- _CONSIGNES_:
1) Récris, dans le récit de l'entrevue entre von Hentsch et von Kuhl, le passage qui s'ouvre sur « Le lieutenant-colonel prend » et se clôt sur « ordre de retraite. », en y remplaçant « fusain » par « crayon ».
2) Prolonge le récit de l'entrevue entre von Hentsch et von Kuhl à partir de l'endroit où il s'arrête.

Von Hentsch est donc en proie à de sombres pensées quand, dans une rue de Mareuil-sur-Ourcq, il rencontre le général von Kuhl, chef d'Etat-Major de la Ire armée. Celui-ci se serait exclamé : " Eh bien, si la IIe armée recule, nous ne pouvons plus rester ici ! " Cette déclaration a été formellement contestée par celui qui en aurait été l'auteur (Von Kuhl ignorait, à cette heure, que la IIe armée battait en retraite.). Quoi qu'il en soit, les deux hommes se rendent dans le bureau du chef d'Etat-Major. Le chef de la Ire armée est absent ; " enivré " par la perspective d'une victoire prochaine, il est parti " sur le terrain " presser l'exécution des mouvements. A Mareuil, où l'atmosphère est à l'optimisme, les consignes de von Hentsch sont mal accueillies et une discussion serrée s'engage entre von Kuhl et l'envoyé de la Direction Suprême.
Conscient de " l'importance extraordinaire de l'heure ", von Kuhl dresse un tableau favorable de la situation de la Ire armée en ce milieu de journée. Certes, l'avance des Anglais, pour prudente et circonspecte qu'elle soit, ne doit pas être négligée. Aussi, l'aile gauche de l'armée a rectifié son dispositif et s'est formée " en crochet défensif ". Le général von Linsingen dirige l'opération que l'ennemi, toujours craintif, ne gêne en aucune façon. Mais au centre et surtout à l'aile droite, l'offensive va se déclencher; le coup de revers de la brigade Lepel achèvera la déconfiture de Maunoury avant que les Anglais ne soient réellement devenus dangereux. Cet exposé, très encourageant, ne réussit pas à convaincre von Hentsch, toujours obsédé par ses idées de repli.
Le lieutenant-colonel prend donc la parole à son tour : la IIe armée n'est plus qu'une " scorie " affirme-t-il. Son aile droite a été refoulée; la retraite de von Bülow est inévitable; la Ire armée doit accompagner ce mouvement et se rapprocher de sa voisine pour rétablir " un front sans faiblesse ". Et, s'emparant d'un fusain, von Hentsch dessine sur la carte les grandes lignes d'un repli que, selon lui, les circonstances ne permettent pas d'éluder.
Von Kuhl proteste. L'attaque de l'aile droite va régler le sort de Maunoury; avant la nuit, celui-ci sera en déroute. Faut-il arrêter une action en plein développement ? Et même, est-il possible techniquement, de le faire ? L'armée, " mélangée et épuisée ", sera portée par un élan victorieux alors qu'on peut tout craindre des répercussions d'un ordre de retraite.

- _LIGNES DE DONNÉES_:
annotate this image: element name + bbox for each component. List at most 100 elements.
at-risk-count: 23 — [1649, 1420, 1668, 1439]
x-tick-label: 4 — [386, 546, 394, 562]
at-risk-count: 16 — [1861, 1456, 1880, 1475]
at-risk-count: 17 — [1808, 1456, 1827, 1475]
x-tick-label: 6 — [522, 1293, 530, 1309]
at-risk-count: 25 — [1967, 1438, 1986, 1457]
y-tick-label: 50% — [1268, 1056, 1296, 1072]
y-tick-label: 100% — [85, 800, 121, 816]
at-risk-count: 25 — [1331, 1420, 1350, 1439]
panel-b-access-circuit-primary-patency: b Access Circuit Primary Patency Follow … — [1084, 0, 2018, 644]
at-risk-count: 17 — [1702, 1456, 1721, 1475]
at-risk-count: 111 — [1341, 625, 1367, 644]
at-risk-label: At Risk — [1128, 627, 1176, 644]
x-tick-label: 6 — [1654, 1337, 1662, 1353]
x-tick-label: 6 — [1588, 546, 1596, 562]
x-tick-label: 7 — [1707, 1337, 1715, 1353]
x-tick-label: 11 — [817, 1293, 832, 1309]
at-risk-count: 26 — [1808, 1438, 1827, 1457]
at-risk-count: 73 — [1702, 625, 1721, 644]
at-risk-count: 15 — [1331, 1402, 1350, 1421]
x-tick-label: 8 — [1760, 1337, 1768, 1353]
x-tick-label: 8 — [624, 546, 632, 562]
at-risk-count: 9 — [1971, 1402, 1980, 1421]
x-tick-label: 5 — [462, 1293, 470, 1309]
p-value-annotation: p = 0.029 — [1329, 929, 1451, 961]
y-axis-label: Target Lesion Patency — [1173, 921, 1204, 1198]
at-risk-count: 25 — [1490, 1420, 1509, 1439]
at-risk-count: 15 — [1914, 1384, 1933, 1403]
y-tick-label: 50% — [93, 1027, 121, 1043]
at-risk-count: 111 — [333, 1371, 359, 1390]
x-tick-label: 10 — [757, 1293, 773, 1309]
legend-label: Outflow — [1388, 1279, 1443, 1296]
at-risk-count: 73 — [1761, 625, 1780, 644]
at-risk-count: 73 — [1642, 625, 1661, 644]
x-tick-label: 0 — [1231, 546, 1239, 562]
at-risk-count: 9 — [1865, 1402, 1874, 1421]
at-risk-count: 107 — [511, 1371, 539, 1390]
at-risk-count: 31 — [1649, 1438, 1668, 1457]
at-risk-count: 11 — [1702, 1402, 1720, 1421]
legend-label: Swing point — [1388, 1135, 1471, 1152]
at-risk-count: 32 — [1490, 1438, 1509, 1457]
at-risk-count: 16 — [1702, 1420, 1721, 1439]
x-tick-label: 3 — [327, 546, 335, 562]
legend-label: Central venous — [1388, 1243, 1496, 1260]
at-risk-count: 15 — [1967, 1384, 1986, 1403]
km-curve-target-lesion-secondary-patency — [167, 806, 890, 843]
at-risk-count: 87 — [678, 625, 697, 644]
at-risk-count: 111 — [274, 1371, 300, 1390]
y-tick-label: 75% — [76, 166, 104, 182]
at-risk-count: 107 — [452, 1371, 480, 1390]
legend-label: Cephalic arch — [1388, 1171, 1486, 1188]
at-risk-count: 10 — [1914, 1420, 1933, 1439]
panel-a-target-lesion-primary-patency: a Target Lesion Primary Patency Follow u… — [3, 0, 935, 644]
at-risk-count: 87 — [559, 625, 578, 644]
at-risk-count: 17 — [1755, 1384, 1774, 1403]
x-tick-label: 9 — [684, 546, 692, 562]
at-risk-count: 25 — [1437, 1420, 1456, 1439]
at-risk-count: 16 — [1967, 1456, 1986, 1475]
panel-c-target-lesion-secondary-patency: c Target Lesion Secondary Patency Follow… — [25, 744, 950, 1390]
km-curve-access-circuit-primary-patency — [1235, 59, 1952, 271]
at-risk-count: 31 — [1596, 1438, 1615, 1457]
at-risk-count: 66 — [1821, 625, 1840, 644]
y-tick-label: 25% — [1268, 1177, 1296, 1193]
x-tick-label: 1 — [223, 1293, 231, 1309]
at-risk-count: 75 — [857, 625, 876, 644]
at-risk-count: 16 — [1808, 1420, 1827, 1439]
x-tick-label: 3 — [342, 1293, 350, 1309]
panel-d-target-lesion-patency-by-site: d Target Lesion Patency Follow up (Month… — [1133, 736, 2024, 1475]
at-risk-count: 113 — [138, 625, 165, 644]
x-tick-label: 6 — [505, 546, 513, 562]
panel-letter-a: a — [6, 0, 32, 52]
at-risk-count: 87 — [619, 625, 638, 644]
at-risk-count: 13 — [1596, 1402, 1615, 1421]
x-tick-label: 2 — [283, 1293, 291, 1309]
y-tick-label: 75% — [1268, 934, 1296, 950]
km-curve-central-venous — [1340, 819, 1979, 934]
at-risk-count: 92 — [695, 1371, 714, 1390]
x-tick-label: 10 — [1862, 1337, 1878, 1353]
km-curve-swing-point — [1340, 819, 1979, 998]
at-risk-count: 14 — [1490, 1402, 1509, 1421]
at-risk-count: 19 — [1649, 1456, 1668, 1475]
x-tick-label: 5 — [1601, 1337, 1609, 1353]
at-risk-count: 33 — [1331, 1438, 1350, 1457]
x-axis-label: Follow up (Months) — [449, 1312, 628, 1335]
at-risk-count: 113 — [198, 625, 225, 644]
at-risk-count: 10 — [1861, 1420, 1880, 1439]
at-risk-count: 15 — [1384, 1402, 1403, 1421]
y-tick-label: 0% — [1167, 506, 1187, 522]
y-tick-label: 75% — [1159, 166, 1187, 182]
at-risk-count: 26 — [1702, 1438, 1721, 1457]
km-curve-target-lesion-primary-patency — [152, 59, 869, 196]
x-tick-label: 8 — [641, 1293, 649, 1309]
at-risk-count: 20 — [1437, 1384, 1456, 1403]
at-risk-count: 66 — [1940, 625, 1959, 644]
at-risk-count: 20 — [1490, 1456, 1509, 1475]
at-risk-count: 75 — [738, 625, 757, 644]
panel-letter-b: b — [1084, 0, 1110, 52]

- _RÉSULTATS FINAUX_:
1)
Le lieutenant-colonel prend donc la parole à son tour : la IIe armée n'est plus qu'une " scorie " affirme-t-il. Son aile droite a été refoulée; la retraite de von Bülow est inévitable; la Ire armée doit accompagner ce mouvement et se rapprocher de sa voisine pour rétablir " un front sans faiblesse ". Et, s'emparant d'un crayon, von Hentsch dessine sur la carte les grandes lignes d'un repli que, selon lui, les circonstances ne permettent pas d'éluder.
Von Kuhl proteste. L'attaque de l'aile droite va régler le sort de Maunoury; avant la nuit, celui-ci sera en déroute. Faut-il arrêter une action en plein développement ? Et même, est-il possible techniquement, de le faire ? L'armée, " mélangée et épuisée ", sera portée par un élan victorieux alors qu'on peut tout craindre des répercussions d'un ordre de retraite.

2)
Von Hentsch admet tout cela mais il objecte qu'un succès sur Maunoury restera inexploitable et que la situation générale n'en sera pas améliorée pour autant ; celle-ci exige que la Ire armée rétrograde. " Il n'y a rien d'autre à faire ! " conclut-il. Von Kuhl ne se montre pas convaincu mais, à cet instant, un officier entre et remet un télégramme de la IIe armée. " Un aviateur signale quatre longues colonnes ennemies en marche vers la Marne; leurs têtes atteignaient, à 9 heures, Nanteuil, Citry, Pavant, Nogent-l'Artaud. La IIe armée se met en retraite, son aile droite vers Dormans. "
Devant le repli de von Bülow, comment la Ire armée pourrait-elle s'obstiner ? Von Hentsch, dont les objurgations reçoivent ainsi un appui imprévu, croit opportun de rappeler à son interlocuteur qu'il a " pleins pouvoirs ". Sans discuter plus longtemps, von Kuhl plante là l'envoyé de la Direction Suprême et part à la recherche de son chef auquel il revient d'arrêter lui-même les mesures à prendre.
Aux premiers mots prononcés par son chef d'Etat-Major, von Kluck laisse éclater sa fureur. Ainsi, il faut renoncer à une victoire si proche. Une fois encore, la Ire armée va être frustrée des efforts inouïs qu'elle a accomplis et le sentiment d'un sort aussi résolument contraire exaspère von Kluck.
Cependant, l'explosion passée, il semble que le General-berst se soit rendu assez vite aux raisons que développe à son tour le chef d'Etat-Major. Il reconnaît qu'à l'issue d'un succès sur Maunoury, ce serait une opération malaisée que d'exécuter un nouveau changement de front vers le sud. Remettre de l'ordre dans les unités confondues, assurer leur ravitaillement en vivres et en munitions, rétablir les communications, tout cela en présence d'un ennemi devenu menaçant, était " techniquement " impossible. Il ne peut donc être question de repousser les directives qu'apporte l'envoyé de la Direction Suprême. La rage au cœur, von Kluck s'incline et accepte de signer l'ordre de repli de la Ire armée.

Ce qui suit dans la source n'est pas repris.